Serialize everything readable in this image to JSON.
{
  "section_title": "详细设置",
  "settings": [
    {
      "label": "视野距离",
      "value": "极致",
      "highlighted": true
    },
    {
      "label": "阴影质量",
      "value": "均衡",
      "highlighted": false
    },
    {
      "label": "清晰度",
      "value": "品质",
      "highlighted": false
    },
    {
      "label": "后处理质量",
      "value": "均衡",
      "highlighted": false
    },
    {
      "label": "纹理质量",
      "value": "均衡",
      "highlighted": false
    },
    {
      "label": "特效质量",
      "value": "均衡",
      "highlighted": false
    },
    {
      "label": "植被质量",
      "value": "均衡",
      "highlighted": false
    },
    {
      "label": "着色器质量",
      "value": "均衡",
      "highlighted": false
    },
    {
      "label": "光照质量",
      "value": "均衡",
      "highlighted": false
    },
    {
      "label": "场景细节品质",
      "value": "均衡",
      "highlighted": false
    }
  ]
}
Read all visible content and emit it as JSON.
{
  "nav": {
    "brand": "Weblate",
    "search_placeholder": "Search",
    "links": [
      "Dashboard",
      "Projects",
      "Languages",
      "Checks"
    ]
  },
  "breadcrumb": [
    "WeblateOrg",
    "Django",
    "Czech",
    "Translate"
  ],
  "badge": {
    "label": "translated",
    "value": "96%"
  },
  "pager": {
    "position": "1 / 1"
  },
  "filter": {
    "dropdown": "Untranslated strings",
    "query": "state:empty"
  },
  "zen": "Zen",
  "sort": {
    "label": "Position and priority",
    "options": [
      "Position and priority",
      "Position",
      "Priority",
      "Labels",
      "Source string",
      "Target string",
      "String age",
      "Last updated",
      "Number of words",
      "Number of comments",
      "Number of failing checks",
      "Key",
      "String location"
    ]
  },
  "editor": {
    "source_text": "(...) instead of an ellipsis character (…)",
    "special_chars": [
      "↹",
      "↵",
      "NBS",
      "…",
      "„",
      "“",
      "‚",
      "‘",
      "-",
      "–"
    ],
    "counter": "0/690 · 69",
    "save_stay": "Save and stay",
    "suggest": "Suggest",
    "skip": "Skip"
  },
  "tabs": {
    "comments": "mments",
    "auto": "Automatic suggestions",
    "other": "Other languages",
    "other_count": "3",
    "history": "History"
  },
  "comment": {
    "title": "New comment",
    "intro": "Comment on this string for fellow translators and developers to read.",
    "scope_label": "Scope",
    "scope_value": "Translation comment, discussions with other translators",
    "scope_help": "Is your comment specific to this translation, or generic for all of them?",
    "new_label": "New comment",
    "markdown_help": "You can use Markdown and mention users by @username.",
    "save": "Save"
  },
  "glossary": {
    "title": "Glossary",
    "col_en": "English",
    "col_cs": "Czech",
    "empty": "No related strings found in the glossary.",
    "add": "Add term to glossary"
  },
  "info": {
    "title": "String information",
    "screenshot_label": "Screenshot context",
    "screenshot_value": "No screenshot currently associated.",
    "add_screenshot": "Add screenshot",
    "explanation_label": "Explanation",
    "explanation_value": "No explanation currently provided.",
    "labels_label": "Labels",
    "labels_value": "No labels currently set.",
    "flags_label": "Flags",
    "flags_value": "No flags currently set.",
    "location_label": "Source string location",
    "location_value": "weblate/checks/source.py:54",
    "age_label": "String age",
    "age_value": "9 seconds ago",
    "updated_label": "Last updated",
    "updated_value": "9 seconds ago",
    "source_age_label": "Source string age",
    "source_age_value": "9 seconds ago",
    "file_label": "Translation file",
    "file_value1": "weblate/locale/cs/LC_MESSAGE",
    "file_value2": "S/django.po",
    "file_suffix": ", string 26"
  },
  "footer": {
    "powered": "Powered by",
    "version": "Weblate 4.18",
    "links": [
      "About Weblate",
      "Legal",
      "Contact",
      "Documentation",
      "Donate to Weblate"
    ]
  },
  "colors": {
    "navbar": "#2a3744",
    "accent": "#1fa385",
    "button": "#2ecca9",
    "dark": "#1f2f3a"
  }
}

# TO DO
From the records above, please extract every line and repeat it exactly.

# FINISHED ANSWER
Serialize everything readable in this image to JSON.
{
  "section_title": "详细设置",
  "settings": [
    {
      "label": "视野距离",
      "value": "极致",
      "highlighted": true
    },
    {
      "label": "阴影质量",
      "value": "均衡",
      "highlighted": false
    },
    {
      "label": "清晰度",
      "value": "品质",
      "highlighted": false
    },
    {
      "label": "后处理质量",
      "value": "均衡",
      "highlighted": false
    },
    {
      "label": "纹理质量",
      "value": "均衡",
      "highlighted": false
    },
    {
      "label": "特效质量",
      "value": "均衡",
      "highlighted": false
    },
    {
      "label": "植被质量",
      "value": "均衡",
      "highlighted": false
    },
    {
      "label": "着色器质量",
      "value": "均衡",
      "highlighted": false
    },
    {
      "label": "光照质量",
      "value": "均衡",
      "highlighted": false
    },
    {
      "label": "场景细节品质",
      "value": "均衡",
      "highlighted": false
    }
  ]
}
Read all visible content and emit it as JSON.
{
  "nav": {
    "brand": "Weblate",
    "search_placeholder": "Search",
    "links": [
      "Dashboard",
      "Projects",
      "Languages",
      "Checks"
    ]
  },
  "breadcrumb": [
    "WeblateOrg",
    "Django",
    "Czech",
    "Translate"
  ],
  "badge": {
    "label": "translated",
    "value": "96%"
  },
  "pager": {
    "position": "1 / 1"
  },
  "filter": {
    "dropdown": "Untranslated strings",
    "query": "state:empty"
  },
  "zen": "Zen",
  "sort": {
    "label": "Position and priority",
    "options": [
      "Position and priority",
      "Position",
      "Priority",
      "Labels",
      "Source string",
      "Target string",
      "String age",
      "Last updated",
      "Number of words",
      "Number of comments",
      "Number of failing checks",
      "Key",
      "String location"
    ]
  },
  "editor": {
    "source_text": "(...) instead of an ellipsis character (…)",
    "special_chars": [
      "↹",
      "↵",
      "NBS",
      "…",
      "„",
      "“",
      "‚",
      "‘",
      "-",
      "–"
    ],
    "counter": "0/690 · 69",
    "save_stay": "Save and stay",
    "suggest": "Suggest",
    "skip": "Skip"
  },
  "tabs": {
    "comments": "mments",
    "auto": "Automatic suggestions",
    "other": "Other languages",
    "other_count": "3",
    "history": "History"
  },
  "comment": {
    "title": "New comment",
    "intro": "Comment on this string for fellow translators and developers to read.",
    "scope_label": "Scope",
    "scope_value": "Translation comment, discussions with other translators",
    "scope_help": "Is your comment specific to this translation, or generic for all of them?",
    "new_label": "New comment",
    "markdown_help": "You can use Markdown and mention users by @username.",
    "save": "Save"
  },
  "glossary": {
    "title": "Glossary",
    "col_en": "English",
    "col_cs": "Czech",
    "empty": "No related strings found in the glossary.",
    "add": "Add term to glossary"
  },
  "info": {
    "title": "String information",
    "screenshot_label": "Screenshot context",
    "screenshot_value": "No screenshot currently associated.",
    "add_screenshot": "Add screenshot",
    "explanation_label": "Explanation",
    "explanation_value": "No explanation currently provided.",
    "labels_label": "Labels",
    "labels_value": "No labels currently set.",
    "flags_label": "Flags",
    "flags_value": "No flags currently set.",
    "location_label": "Source string location",
    "location_value": "weblate/checks/source.py:54",
    "age_label": "String age",
    "age_value": "9 seconds ago",
    "updated_label": "Last updated",
    "updated_value": "9 seconds ago",
    "source_age_label": "Source string age",
    "source_age_value": "9 seconds ago",
    "file_label": "Translation file",
    "file_value1": "weblate/locale/cs/LC_MESSAGE",
    "file_value2": "S/django.po",
    "file_suffix": ", string 26"
  },
  "footer": {
    "powered": "Powered by",
    "version": "Weblate 4.18",
    "links": [
      "About Weblate",
      "Legal",
      "Contact",
      "Documentation",
      "Donate to Weblate"
    ]
  },
  "colors": {
    "navbar": "#2a3744",
    "accent": "#1fa385",
    "button": "#2ecca9",
    "dark": "#1f2f3a"
  }
}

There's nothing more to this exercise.